──────── Material for this exercise

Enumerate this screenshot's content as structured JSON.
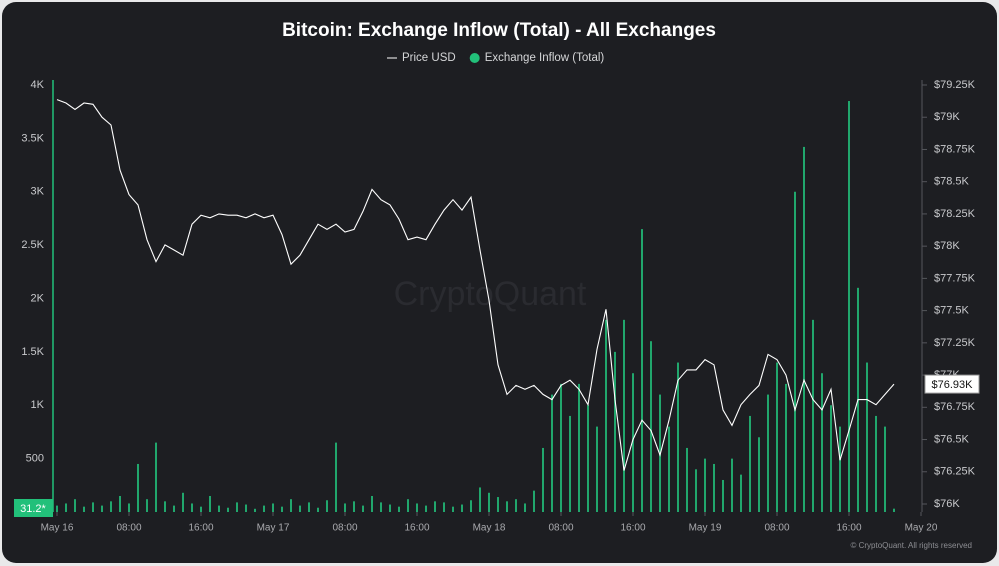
{
  "chart_data": {
    "type": "combo",
    "title": "Bitcoin: Exchange Inflow (Total) - All Exchanges",
    "watermark": "CryptoQuant",
    "footer": "© CryptoQuant. All rights reserved",
    "grid": false,
    "legend": "top",
    "x": [
      0,
      1,
      2,
      3,
      4,
      5,
      6,
      7,
      8,
      9,
      10,
      11,
      12,
      13,
      14,
      15,
      16,
      17,
      18,
      19,
      20,
      21,
      22,
      23,
      24,
      25,
      26,
      27,
      28,
      29,
      30,
      31,
      32,
      33,
      34,
      35,
      36,
      37,
      38,
      39,
      40,
      41,
      42,
      43,
      44,
      45,
      46,
      47,
      48,
      49,
      50,
      51,
      52,
      53,
      54,
      55,
      56,
      57,
      58,
      59,
      60,
      61,
      62,
      63,
      64,
      65,
      66,
      67,
      68,
      69,
      70,
      71,
      72,
      73,
      74,
      75,
      76,
      77,
      78,
      79,
      80,
      81,
      82,
      83,
      84,
      85,
      86,
      87,
      88,
      89,
      90,
      91,
      92,
      93
    ],
    "xlim": [
      0,
      96
    ],
    "xticks": [
      {
        "value": 0,
        "label": "May 16"
      },
      {
        "value": 8,
        "label": "08:00"
      },
      {
        "value": 16,
        "label": "16:00"
      },
      {
        "value": 24,
        "label": "May 17"
      },
      {
        "value": 32,
        "label": "08:00"
      },
      {
        "value": 40,
        "label": "16:00"
      },
      {
        "value": 48,
        "label": "May 18"
      },
      {
        "value": 56,
        "label": "08:00"
      },
      {
        "value": 64,
        "label": "16:00"
      },
      {
        "value": 72,
        "label": "May 19"
      },
      {
        "value": 80,
        "label": "08:00"
      },
      {
        "value": 88,
        "label": "16:00"
      },
      {
        "value": 96,
        "label": "May 20"
      }
    ],
    "ylim": [
      0,
      4000
    ],
    "yticks": [
      500,
      {
        "value": 1000,
        "label": "1K"
      },
      {
        "value": 1500,
        "label": "1.5K"
      },
      {
        "value": 2000,
        "label": "2K"
      },
      {
        "value": 2500,
        "label": "2.5K"
      },
      {
        "value": 3000,
        "label": "3K"
      },
      {
        "value": 3500,
        "label": "3.5K"
      },
      {
        "value": 4000,
        "label": "4K"
      }
    ],
    "y2lim": [
      76000,
      79250
    ],
    "y2ticks": [
      {
        "value": 76000,
        "label": "$76K"
      },
      {
        "value": 76250,
        "label": "$76.25K"
      },
      {
        "value": 76500,
        "label": "$76.5K"
      },
      {
        "value": 76750,
        "label": "$76.75K"
      },
      {
        "value": 77000,
        "label": "$77K"
      },
      {
        "value": 77250,
        "label": "$77.25K"
      },
      {
        "value": 77500,
        "label": "$77.5K"
      },
      {
        "value": 77750,
        "label": "$77.75K"
      },
      {
        "value": 78000,
        "label": "$78K"
      },
      {
        "value": 78250,
        "label": "$78.25K"
      },
      {
        "value": 78500,
        "label": "$78.5K"
      },
      {
        "value": 78750,
        "label": "$78.75K"
      },
      {
        "value": 79000,
        "label": "$79K"
      },
      {
        "value": 79250,
        "label": "$79.25K"
      }
    ],
    "series": [
      {
        "name": "Price USD",
        "type": "line",
        "axis": "y2",
        "color": "#ffffff",
        "current_label": "$76.93K",
        "values": [
          79137,
          79110,
          79060,
          79110,
          79100,
          79000,
          78940,
          78590,
          78400,
          78320,
          78050,
          77880,
          78010,
          77970,
          77930,
          78170,
          78240,
          78220,
          78250,
          78240,
          78240,
          78220,
          78250,
          78220,
          78240,
          78090,
          77860,
          77930,
          78050,
          78170,
          78130,
          78170,
          78110,
          78130,
          78270,
          78440,
          78360,
          78320,
          78210,
          78050,
          78070,
          78050,
          78170,
          78280,
          78360,
          78280,
          78380,
          77970,
          77580,
          77080,
          76850,
          76920,
          76890,
          76920,
          76850,
          76810,
          76920,
          76960,
          76890,
          76770,
          77200,
          77510,
          76810,
          76260,
          76500,
          76650,
          76570,
          76380,
          76650,
          76960,
          77040,
          77040,
          77120,
          77080,
          76730,
          76610,
          76770,
          76850,
          76920,
          77160,
          77120,
          77000,
          76730,
          76960,
          76810,
          76730,
          76890,
          76340,
          76570,
          76810,
          76810,
          76770,
          76850,
          76930
        ]
      },
      {
        "name": "Exchange Inflow (Total)",
        "type": "bar",
        "color": "#22c07a",
        "current_label": "31.2*",
        "values": [
          60,
          80,
          120,
          50,
          90,
          60,
          100,
          150,
          80,
          450,
          120,
          650,
          100,
          60,
          180,
          80,
          50,
          150,
          60,
          40,
          90,
          70,
          30,
          60,
          80,
          50,
          120,
          60,
          90,
          40,
          110,
          650,
          80,
          100,
          60,
          150,
          90,
          70,
          50,
          120,
          80,
          60,
          100,
          90,
          50,
          70,
          110,
          230,
          180,
          140,
          100,
          120,
          80,
          200,
          600,
          1100,
          1200,
          900,
          1200,
          1000,
          800,
          1800,
          1500,
          1800,
          1300,
          2650,
          1600,
          1100,
          800,
          1400,
          600,
          400,
          500,
          450,
          300,
          500,
          350,
          900,
          700,
          1100,
          1400,
          1200,
          3000,
          3420,
          1800,
          1300,
          1000,
          800,
          3850,
          2100,
          1400,
          900,
          800,
          31.2
        ]
      }
    ]
  }
}
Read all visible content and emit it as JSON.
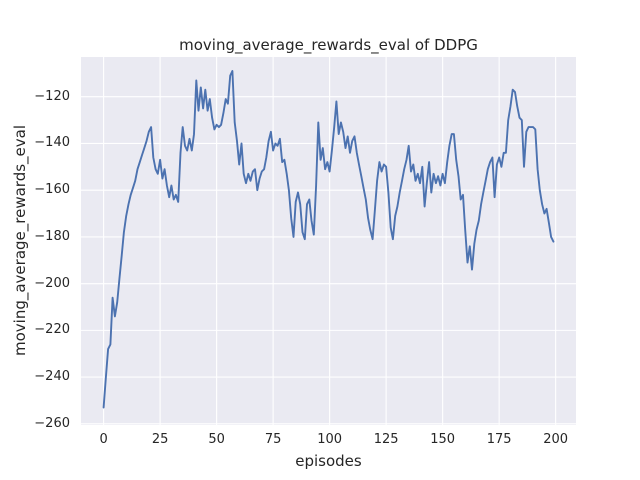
{
  "figure": {
    "title": "moving_average_rewards_eval of DDPG",
    "xlabel": "episodes",
    "ylabel": "moving_average_rewards_eval"
  },
  "chart_data": {
    "type": "line",
    "title": "moving_average_rewards_eval of DDPG",
    "xlabel": "episodes",
    "ylabel": "moving_average_rewards_eval",
    "xlim": [
      -10,
      209
    ],
    "ylim": [
      -260.5,
      -103
    ],
    "x_ticks": [
      0,
      25,
      50,
      75,
      100,
      125,
      150,
      175,
      200
    ],
    "y_ticks": [
      -120,
      -140,
      -160,
      -180,
      -200,
      -220,
      -240,
      -260
    ],
    "x_tick_labels": [
      "0",
      "25",
      "50",
      "75",
      "100",
      "125",
      "150",
      "175",
      "200"
    ],
    "y_tick_labels": [
      "−120",
      "−140",
      "−160",
      "−180",
      "−200",
      "−220",
      "−240",
      "−260"
    ],
    "grid": true,
    "legend": "none",
    "colors": {
      "line": "#4c72b0",
      "plot_background": "#eaeaf2",
      "grid": "#ffffff",
      "text": "#262626",
      "figure_background": "#ffffff"
    },
    "series": [
      {
        "name": "moving_average_rewards_eval",
        "x_start": 0,
        "x_step": 1,
        "values": [
          -253,
          -240,
          -228,
          -226,
          -206,
          -214,
          -208,
          -198,
          -188,
          -178,
          -171,
          -166,
          -162,
          -159,
          -156,
          -151,
          -148,
          -145,
          -142,
          -139,
          -135,
          -133,
          -146,
          -151,
          -153,
          -147,
          -155,
          -151,
          -158,
          -163,
          -158,
          -164,
          -162,
          -165,
          -144,
          -133,
          -141,
          -143,
          -138,
          -143,
          -136,
          -113,
          -126,
          -116,
          -125,
          -117,
          -126,
          -121,
          -129,
          -134,
          -132,
          -133,
          -132,
          -127,
          -121,
          -123,
          -111,
          -109,
          -131,
          -139,
          -149,
          -140,
          -153,
          -157,
          -153,
          -156,
          -152,
          -151,
          -160,
          -155,
          -152,
          -151,
          -146,
          -139,
          -135,
          -143,
          -140,
          -141,
          -138,
          -148,
          -147,
          -153,
          -160,
          -172,
          -180,
          -165,
          -161,
          -166,
          -178,
          -181,
          -166,
          -164,
          -173,
          -179,
          -158,
          -131,
          -147,
          -142,
          -151,
          -148,
          -152,
          -143,
          -133,
          -122,
          -136,
          -131,
          -135,
          -142,
          -137,
          -144,
          -139,
          -137,
          -144,
          -149,
          -154,
          -159,
          -164,
          -172,
          -177,
          -181,
          -169,
          -156,
          -148,
          -152,
          -149,
          -150,
          -161,
          -176,
          -181,
          -171,
          -167,
          -161,
          -156,
          -151,
          -147,
          -141,
          -152,
          -149,
          -156,
          -153,
          -157,
          -150,
          -167,
          -157,
          -148,
          -161,
          -153,
          -157,
          -154,
          -158,
          -153,
          -157,
          -148,
          -141,
          -136,
          -136,
          -147,
          -154,
          -164,
          -162,
          -177,
          -191,
          -184,
          -194,
          -183,
          -177,
          -173,
          -166,
          -161,
          -156,
          -151,
          -148,
          -146,
          -163,
          -149,
          -146,
          -150,
          -144,
          -144,
          -130,
          -124,
          -117,
          -118,
          -124,
          -129,
          -130,
          -150,
          -135,
          -133,
          -133,
          -133,
          -134,
          -151,
          -160,
          -166,
          -170,
          -168,
          -174,
          -180,
          -182
        ]
      }
    ]
  }
}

────────────────

» **To do**
Scan the listing above for the word "Inflow" and copy every line that holds it.

» **Answer to this problem**
    "title": "Bitcoin: Exchange Inflow (Total) - All Exchanges",
        "name": "Exchange Inflow (Total)",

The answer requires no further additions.